▶ PROBLEM STATEMENT
Could you copy every line from the material below in which "Marie" appears?
»»
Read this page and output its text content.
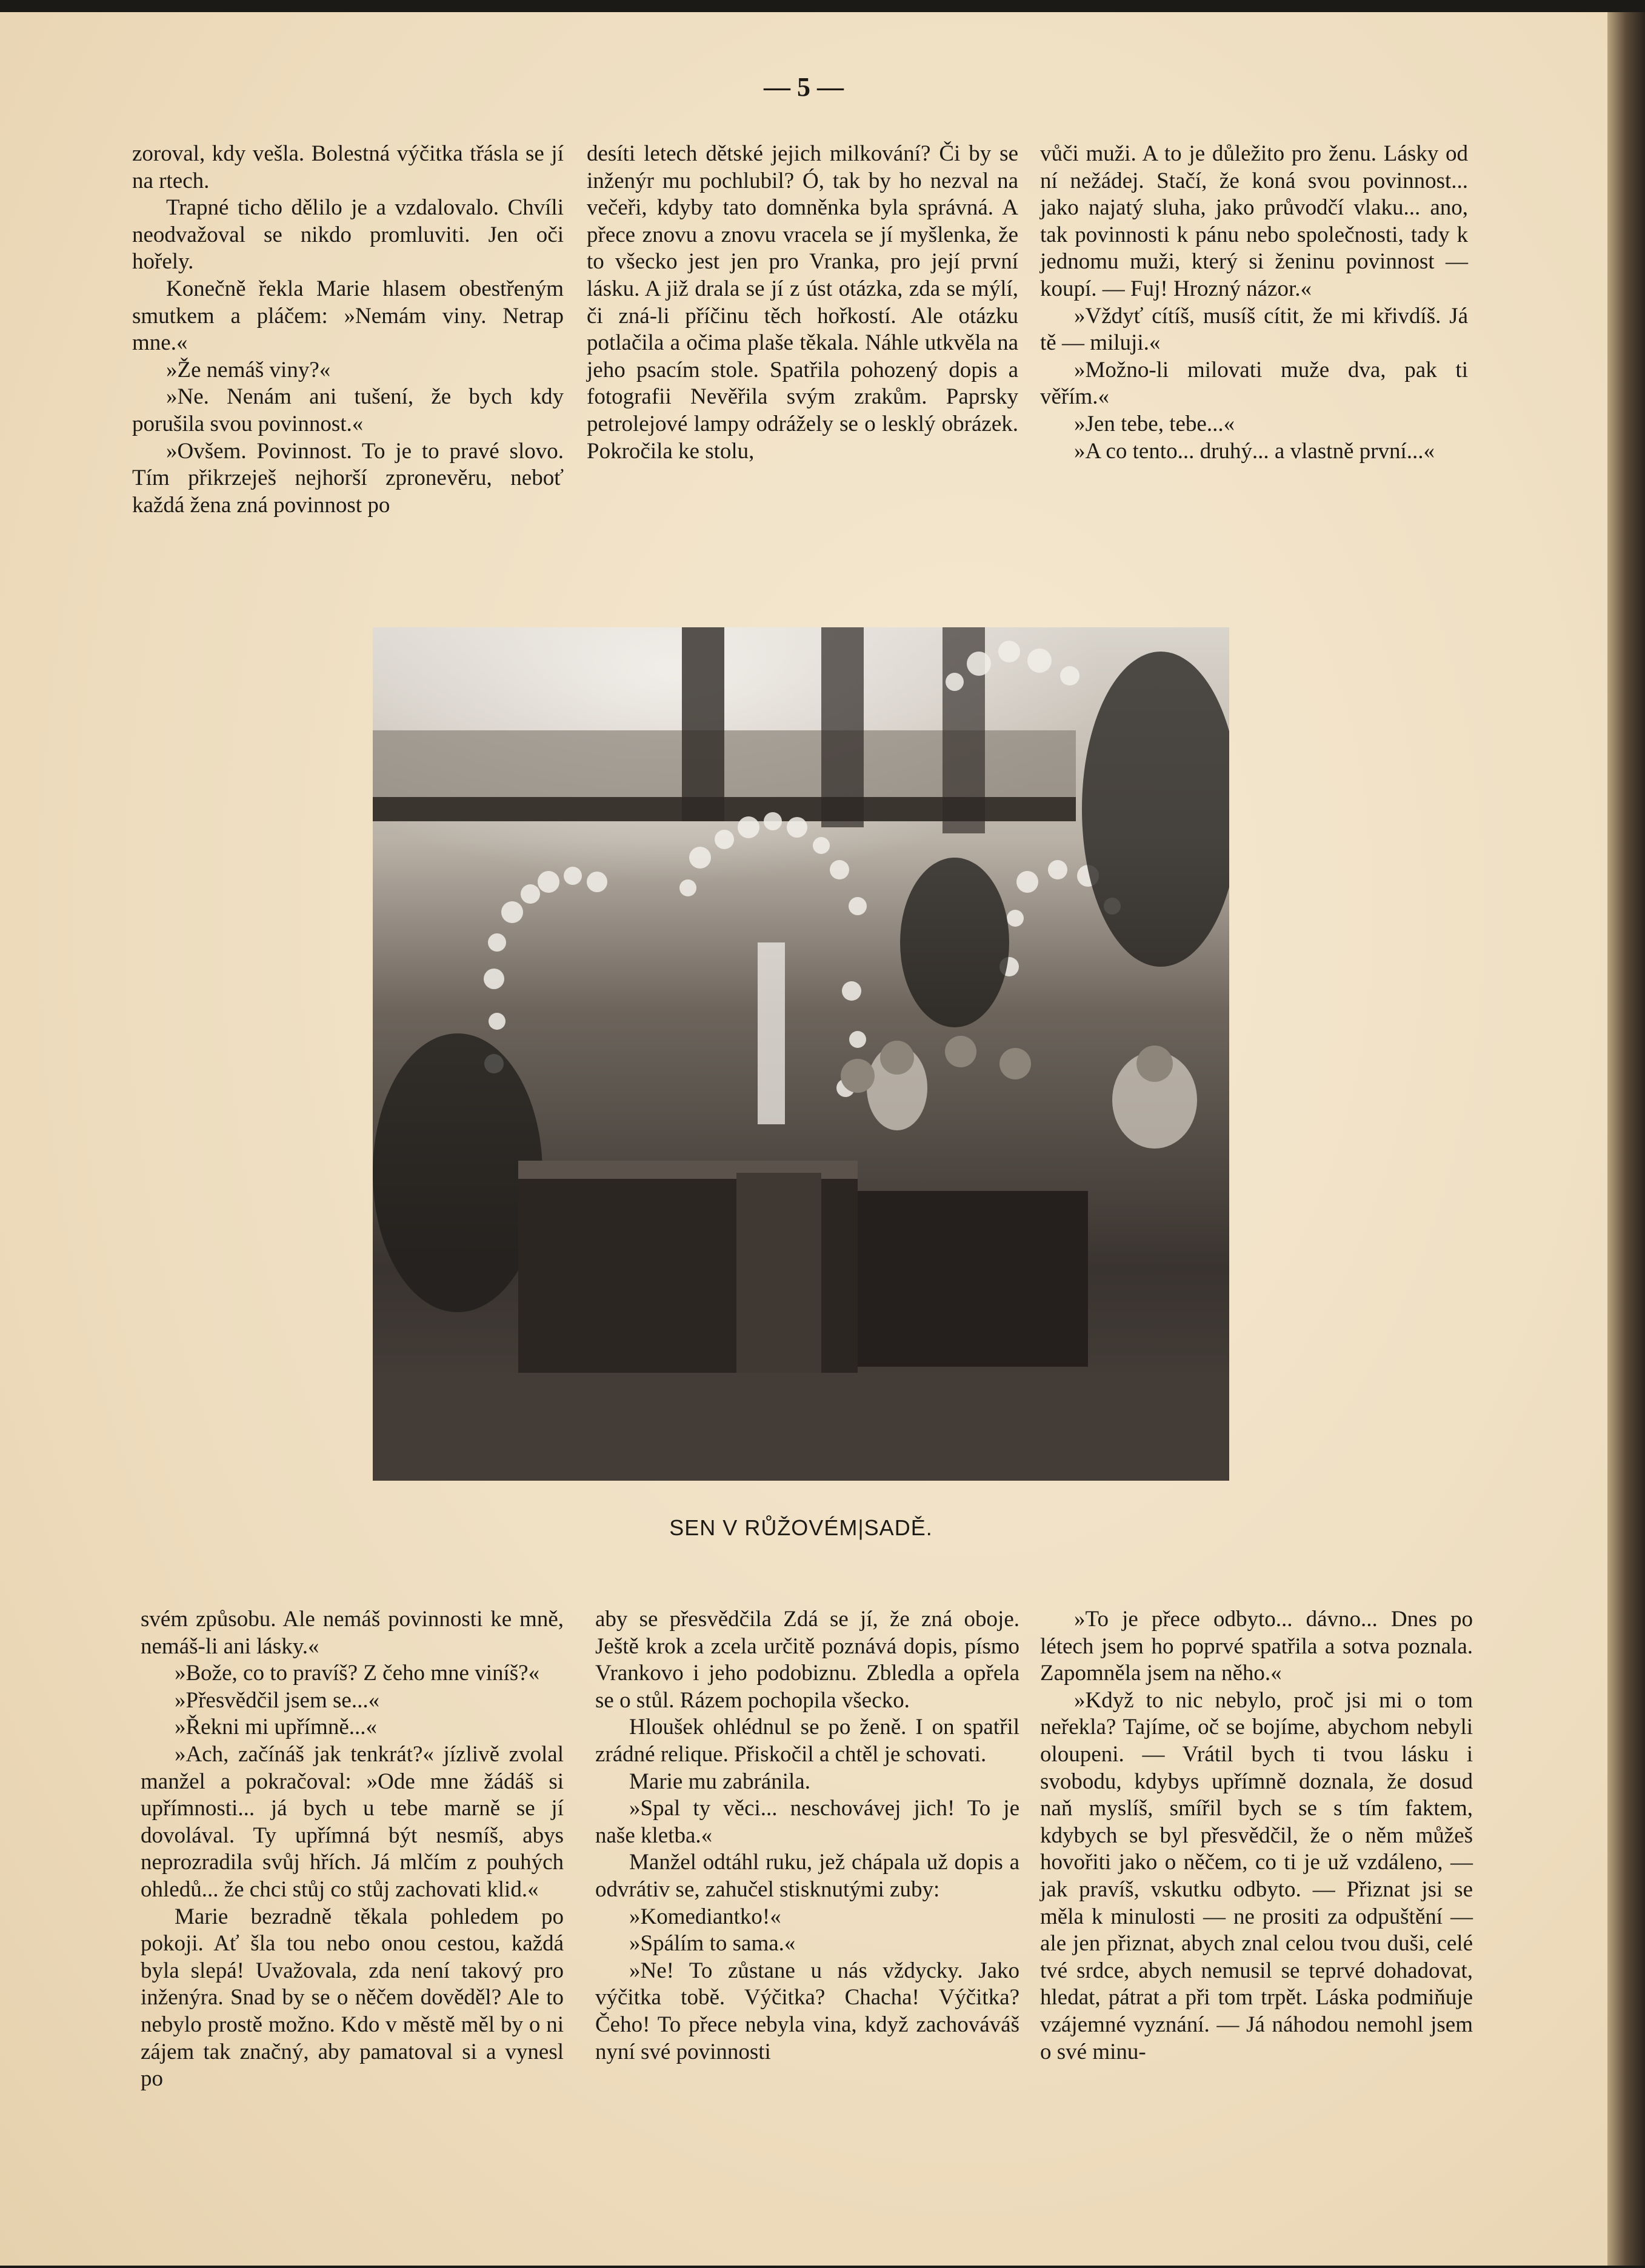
— 5 —

zoroval, kdy vešla. Bolestná výčitka třásla se jí na rtech.

Trapné ticho dělilo je a vzdalovalo. Chvíli neodvažoval se nikdo promluviti. Jen oči hořely.

Konečně řekla Marie hlasem obestřeným smutkem a pláčem: »Nemám viny. Netrap mne.«

»Že nemáš viny?«

»Ne. Nenám ani tušení, že bych kdy porušila svou povinnost.«

»Ovšem. Povinnost. To je to pravé slovo. Tím přikrzeješ nejhorší zpronevěru, neboť každá žena zná povinnost po

desíti letech dětské jejich milkování? Či by se inženýr mu pochlubil? Ó, tak by ho nezval na večeři, kdyby tato domněnka byla správná. A přece znovu a znovu vracela se jí myšlenka, že to všecko jest jen pro Vranka, pro její první lásku. A již drala se jí z úst otázka, zda se mýlí, či zná-li příčinu těch hořkostí. Ale otázku potlačila a očima plaše těkala. Náhle utkvěla na jeho psacím stole. Spatřila pohozený dopis a fotografii Nevěřila svým zrakům. Paprsky petrolejové lampy odrážely se o lesklý obrázek. Pokročila ke stolu,

vůči muži. A to je důležito pro ženu. Lásky od ní nežádej. Stačí, že koná svou povinnost... jako najatý sluha, jako průvodčí vlaku... ano, tak povinnosti k pánu nebo společnosti, tady k jednomu muži, který si ženinu povinnost — koupí. — Fuj! Hrozný názor.«

»Vždyť cítíš, musíš cítit, že mi křivdíš. Já tě — miluji.«

»Možno-li milovati muže dva, pak ti věřím.«

»Jen tebe, tebe...«

»A co tento... druhý... a vlastně první...«

SEN V RŮŽOVÉM|SADĚ.

svém způsobu. Ale nemáš povinnosti ke mně, nemáš-li ani lásky.«

»Bože, co to pravíš? Z čeho mne viníš?«

»Přesvědčil jsem se...«

»Řekni mi upřímně...«

»Ach, začínáš jak tenkrát?« jízlivě zvolal manžel a pokračoval: »Ode mne žádáš si upřímnosti... já bych u tebe marně se jí dovolával. Ty upřímná být nesmíš, abys neprozradila svůj hřích. Já mlčím z pouhých ohledů... že chci stůj co stůj zachovati klid.«

Marie bezradně těkala pohledem po pokoji. Ať šla tou nebo onou cestou, každá byla slepá! Uvažovala, zda není takový pro inženýra. Snad by se o něčem dověděl? Ale to nebylo prostě možno. Kdo v městě měl by o ni zájem tak značný, aby pamatoval si a vynesl po

aby se přesvědčila Zdá se jí, že zná oboje. Ještě krok a zcela určitě poznává dopis, písmo Vrankovo i jeho podobiznu. Zbledla a opřela se o stůl. Rázem pochopila všecko.

Hloušek ohlédnul se po ženě. I on spatřil zrádné relique. Přiskočil a chtěl je schovati.

Marie mu zabránila.

»Spal ty věci... neschovávej jich! To je naše kletba.«

Manžel odtáhl ruku, jež chápala už dopis a odvrátiv se, zahučel stisknutými zuby:

»Komediantko!«

»Spálím to sama.«

»Ne! To zůstane u nás vždycky. Jako výčitka tobě. Výčitka? Chacha! Výčitka? Čeho! To přece nebyla vina, když zachováváš nyní své povinnosti

»To je přece odbyto... dávno... Dnes po létech jsem ho poprvé spatřila a sotva poznala. Zapomněla jsem na něho.«

»Když to nic nebylo, proč jsi mi o tom neřekla? Tajíme, oč se bojíme, abychom nebyli oloupeni. — Vrátil bych ti tvou lásku i svobodu, kdybys upřímně doznala, že dosud naň myslíš, smířil bych se s tím faktem, kdybych se byl přesvědčil, že o něm můžeš hovořiti jako o něčem, co ti je už vzdáleno, — jak pravíš, vskutku odbyto. — Přiznat jsi se měla k minulosti — ne prositi za odpuštění — ale jen přiznat, abych znal celou tvou duši, celé tvé srdce, abych nemusil se teprvé dohadovat, hledat, pátrat a při tom trpět. Láska podmiňuje vzájemné vyznání. — Já náhodou nemohl jsem o své minu-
««
▶ RESPONSE BELOW
Konečně řekla Marie hlasem obestřeným smutkem a pláčem: »Nemám viny. Netrap mne.«
Marie bezradně těkala pohledem po pokoji. Ať šla tou nebo onou cestou, každá byla slepá! Uvažovala, zda není takový pro inženýra. Snad by se o něčem dověděl? Ale to nebylo prostě možno. Kdo v městě měl by o ni zájem tak značný, aby pamatoval si a vynesl po
Marie mu zabránila.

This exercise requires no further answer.